Information shown:
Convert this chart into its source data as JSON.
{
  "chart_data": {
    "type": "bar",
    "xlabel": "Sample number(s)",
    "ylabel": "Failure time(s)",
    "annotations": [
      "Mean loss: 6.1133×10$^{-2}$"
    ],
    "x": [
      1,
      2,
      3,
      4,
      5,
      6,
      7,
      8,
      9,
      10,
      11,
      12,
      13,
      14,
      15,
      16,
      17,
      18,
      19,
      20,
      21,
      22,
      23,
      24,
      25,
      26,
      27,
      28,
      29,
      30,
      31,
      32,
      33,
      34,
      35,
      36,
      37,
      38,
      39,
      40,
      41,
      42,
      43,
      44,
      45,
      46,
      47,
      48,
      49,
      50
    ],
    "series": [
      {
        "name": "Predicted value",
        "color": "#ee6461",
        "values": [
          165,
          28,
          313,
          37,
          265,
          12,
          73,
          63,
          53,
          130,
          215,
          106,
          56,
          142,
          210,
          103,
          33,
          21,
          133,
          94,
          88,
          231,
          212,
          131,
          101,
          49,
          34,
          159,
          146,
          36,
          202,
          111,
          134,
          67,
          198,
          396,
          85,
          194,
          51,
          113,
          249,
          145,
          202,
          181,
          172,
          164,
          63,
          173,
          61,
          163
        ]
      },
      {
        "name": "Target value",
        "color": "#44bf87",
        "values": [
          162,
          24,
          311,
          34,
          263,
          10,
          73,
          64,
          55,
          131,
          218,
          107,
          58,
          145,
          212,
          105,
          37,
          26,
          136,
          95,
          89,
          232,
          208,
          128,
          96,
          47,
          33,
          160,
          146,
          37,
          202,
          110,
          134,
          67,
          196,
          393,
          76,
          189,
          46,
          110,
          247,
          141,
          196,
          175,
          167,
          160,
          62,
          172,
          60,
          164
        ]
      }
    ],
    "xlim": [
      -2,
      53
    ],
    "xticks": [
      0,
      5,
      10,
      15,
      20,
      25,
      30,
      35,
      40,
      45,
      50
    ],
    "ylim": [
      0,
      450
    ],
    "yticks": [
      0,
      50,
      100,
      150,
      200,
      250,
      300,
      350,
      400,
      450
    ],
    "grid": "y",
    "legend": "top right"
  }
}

Goal of the exercise:
Write out the entries in full, exactly as given.

The response:
Convert this chart into its source data as JSON.
{
  "chart_data": {
    "type": "bar",
    "xlabel": "Sample number(s)",
    "ylabel": "Failure time(s)",
    "annotations": [
      "Mean loss: 6.1133×10$^{-2}$"
    ],
    "x": [
      1,
      2,
      3,
      4,
      5,
      6,
      7,
      8,
      9,
      10,
      11,
      12,
      13,
      14,
      15,
      16,
      17,
      18,
      19,
      20,
      21,
      22,
      23,
      24,
      25,
      26,
      27,
      28,
      29,
      30,
      31,
      32,
      33,
      34,
      35,
      36,
      37,
      38,
      39,
      40,
      41,
      42,
      43,
      44,
      45,
      46,
      47,
      48,
      49,
      50
    ],
    "series": [
      {
        "name": "Predicted value",
        "color": "#ee6461",
        "values": [
          165,
          28,
          313,
          37,
          265,
          12,
          73,
          63,
          53,
          130,
          215,
          106,
          56,
          142,
          210,
          103,
          33,
          21,
          133,
          94,
          88,
          231,
          212,
          131,
          101,
          49,
          34,
          159,
          146,
          36,
          202,
          111,
          134,
          67,
          198,
          396,
          85,
          194,
          51,
          113,
          249,
          145,
          202,
          181,
          172,
          164,
          63,
          173,
          61,
          163
        ]
      },
      {
        "name": "Target value",
        "color": "#44bf87",
        "values": [
          162,
          24,
          311,
          34,
          263,
          10,
          73,
          64,
          55,
          131,
          218,
          107,
          58,
          145,
          212,
          105,
          37,
          26,
          136,
          95,
          89,
          232,
          208,
          128,
          96,
          47,
          33,
          160,
          146,
          37,
          202,
          110,
          134,
          67,
          196,
          393,
          76,
          189,
          46,
          110,
          247,
          141,
          196,
          175,
          167,
          160,
          62,
          172,
          60,
          164
        ]
      }
    ],
    "xlim": [
      -2,
      53
    ],
    "xticks": [
      0,
      5,
      10,
      15,
      20,
      25,
      30,
      35,
      40,
      45,
      50
    ],
    "ylim": [
      0,
      450
    ],
    "yticks": [
      0,
      50,
      100,
      150,
      200,
      250,
      300,
      350,
      400,
      450
    ],
    "grid": "y",
    "legend": "top right"
  }
}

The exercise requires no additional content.